→ The problem
Write out exactly the lines from the one with "Convert this document image to plain text." through the last line. Pictures stay out.

>> Begin Given records

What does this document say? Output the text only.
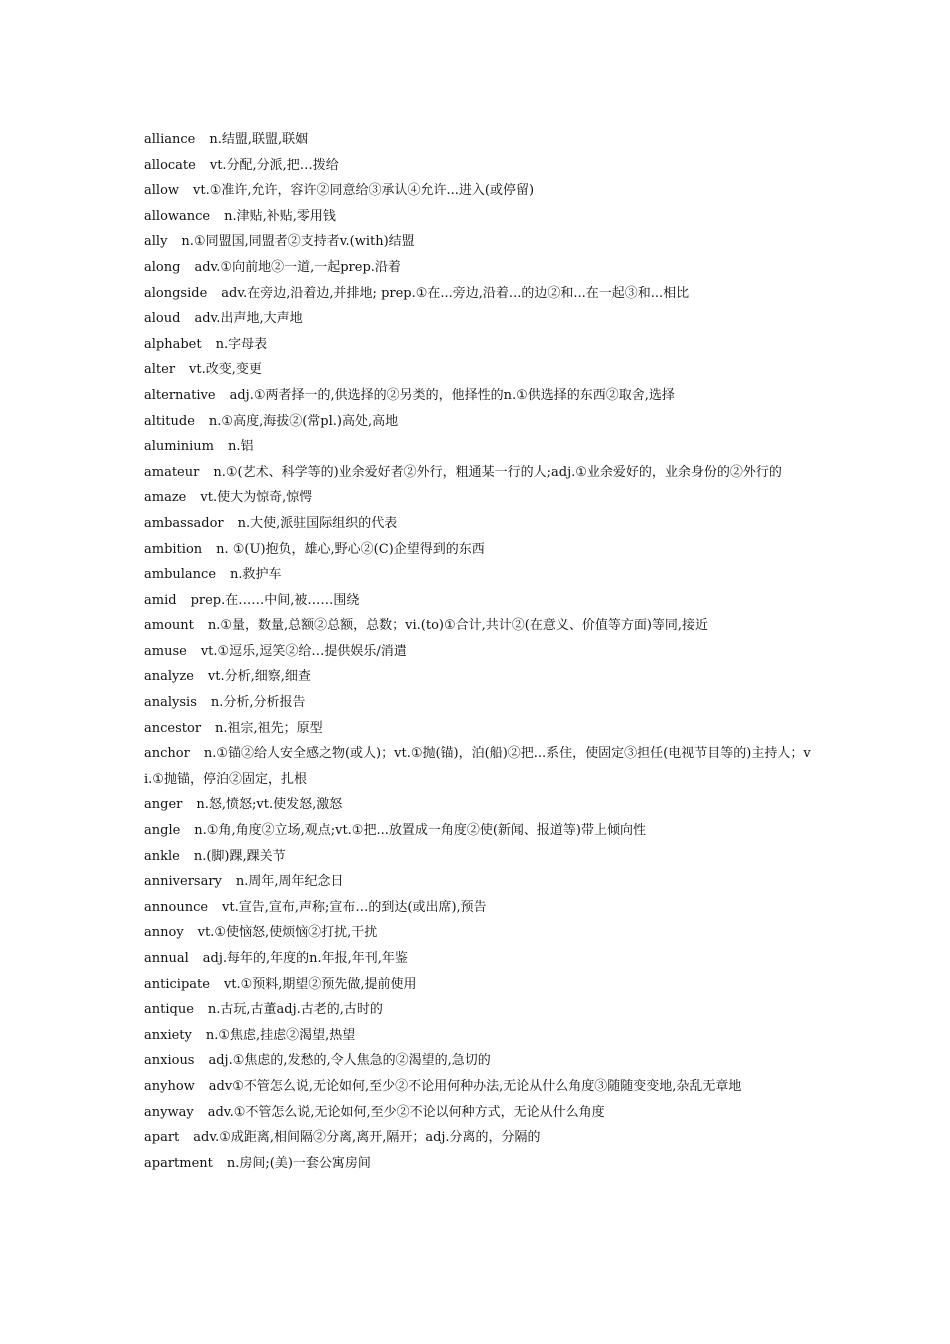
alliance n.结盟,联盟,联姻
allocate vt.分配,分派,把…拨给
allow vt.①准许,允许，容许②同意给③承认④允许...进入(或停留)
allowance n.津贴,补贴,零用钱
ally n.①同盟国,同盟者②支持者v.(with)结盟
along adv.①向前地②一道,一起prep.沿着
alongside adv.在旁边,沿着边,并排地; prep.①在...旁边,沿着...的边②和...在一起③和...相比
aloud adv.出声地,大声地
alphabet n.字母表
alter vt.改变,变更
alternative adj.①两者择一的,供选择的②另类的，他择性的n.①供选择的东西②取舍,选择
altitude n.①高度,海拔②(常pl.)高处,高地
aluminium n.铝
amateur n.①(艺术、科学等的)业余爱好者②外行，粗通某一行的人;adj.①业余爱好的，业余身份的②外行的
amaze vt.使大为惊奇,惊愕
ambassador n.大使,派驻国际组织的代表
ambition n. ①(U)抱负，雄心,野心②(C)企望得到的东西
ambulance n.救护车
amid prep.在……中间,被……围绕
amount n.①量，数量,总额②总额，总数；vi.(to)①合计,共计②(在意义、价值等方面)等同,接近
amuse vt.①逗乐,逗笑②给…提供娱乐/消遣
analyze vt.分析,细察,细查
analysis n.分析,分析报告
ancestor n.祖宗,祖先；原型
anchor n.①锚②给人安全感之物(或人)；vt.①抛(锚)，泊(船)②把...系住，使固定③担任(电视节目等的)主持人；vi.①抛锚，停泊②固定，扎根
anger n.怒,愤怒;vt.使发怒,激怒
angle n.①角,角度②立场,观点;vt.①把...放置成一角度②使(新闻、报道等)带上倾向性
ankle n.(脚)踝,踝关节
anniversary n.周年,周年纪念日
announce vt.宣告,宣布,声称;宣布…的到达(或出席),预告
annoy vt.①使恼怒,使烦恼②打扰,干扰
annual adj.每年的,年度的n.年报,年刊,年鉴
anticipate vt.①预料,期望②预先做,提前使用
antique n.古玩,古董adj.古老的,古时的
anxiety n.①焦虑,挂虑②渴望,热望
anxious adj.①焦虑的,发愁的,令人焦急的②渴望的,急切的
anyhow adv①不管怎么说,无论如何,至少②不论用何种办法,无论从什么角度③随随变变地,杂乱无章地
anyway adv.①不管怎么说,无论如何,至少②不论以何种方式，无论从什么角度
apart adv.①成距离,相间隔②分离,离开,隔开；adj.分离的，分隔的
apartment n.房间;(美)一套公寓房间
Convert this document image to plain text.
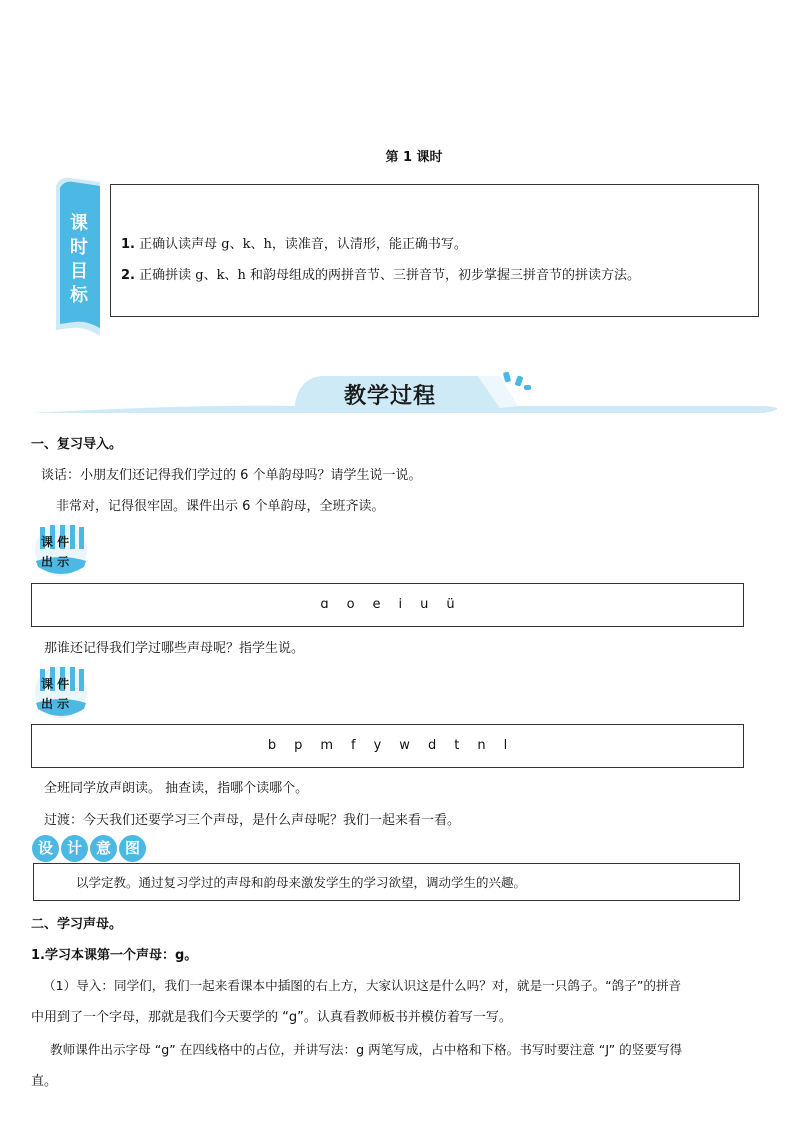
第 1 课时
课
时
目
标
1. 正确认读声母 g、k、h，读准音，认清形，能正确书写。
2. 正确拼读 g、k、h 和韵母组成的两拼音节、三拼音节，初步掌握三拼音节的拼读方法。
教学过程
一、复习导入。
谈话：小朋友们还记得我们学过的 6 个单韵母吗？请学生说一说。
非常对，记得很牢固。课件出示 6 个单韵母，全班齐读。
课 件
出 示
ɑ o e i u ü
那谁还记得我们学过哪些声母呢？指学生说。
课 件
出 示
b p m f y w d t n l
全班同学放声朗读。 抽查读，指哪个读哪个。
过渡：今天我们还要学习三个声母，是什么声母呢？我们一起来看一看。
设 计 意 图
以学定教。通过复习学过的声母和韵母来激发学生的学习欲望，调动学生的兴趣。
二、学习声母。
1.学习本课第一个声母：g。
（1）导入：同学们，我们一起来看课本中插图的右上方，大家认识这是什么吗？对，就是一只鸽子。“鸽子”的拼音
中用到了一个字母，那就是我们今天要学的 “g”。认真看教师板书并模仿着写一写。
教师课件出示字母 “g” 在四线格中的占位，并讲写法：g 两笔写成，占中格和下格。书写时要注意 “J” 的竖要写得
直。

>> End Given records

→ Reply
Convert this document image to plain text.
第 1 课时
课
时
目
标
1. 正确认读声母 g、k、h，读准音，认清形，能正确书写。
2. 正确拼读 g、k、h 和韵母组成的两拼音节、三拼音节，初步掌握三拼音节的拼读方法。
教学过程
一、复习导入。
谈话：小朋友们还记得我们学过的 6 个单韵母吗？请学生说一说。
非常对，记得很牢固。课件出示 6 个单韵母，全班齐读。
课 件
出 示
ɑ o e i u ü
那谁还记得我们学过哪些声母呢？指学生说。
课 件
出 示
b p m f y w d t n l
全班同学放声朗读。 抽查读，指哪个读哪个。
过渡：今天我们还要学习三个声母，是什么声母呢？我们一起来看一看。
设 计 意 图
以学定教。通过复习学过的声母和韵母来激发学生的学习欲望，调动学生的兴趣。
二、学习声母。
1.学习本课第一个声母：g。
（1）导入：同学们，我们一起来看课本中插图的右上方，大家认识这是什么吗？对，就是一只鸽子。“鸽子”的拼音
中用到了一个字母，那就是我们今天要学的 “g”。认真看教师板书并模仿着写一写。
教师课件出示字母 “g” 在四线格中的占位，并讲写法：g 两笔写成，占中格和下格。书写时要注意 “J” 的竖要写得
直。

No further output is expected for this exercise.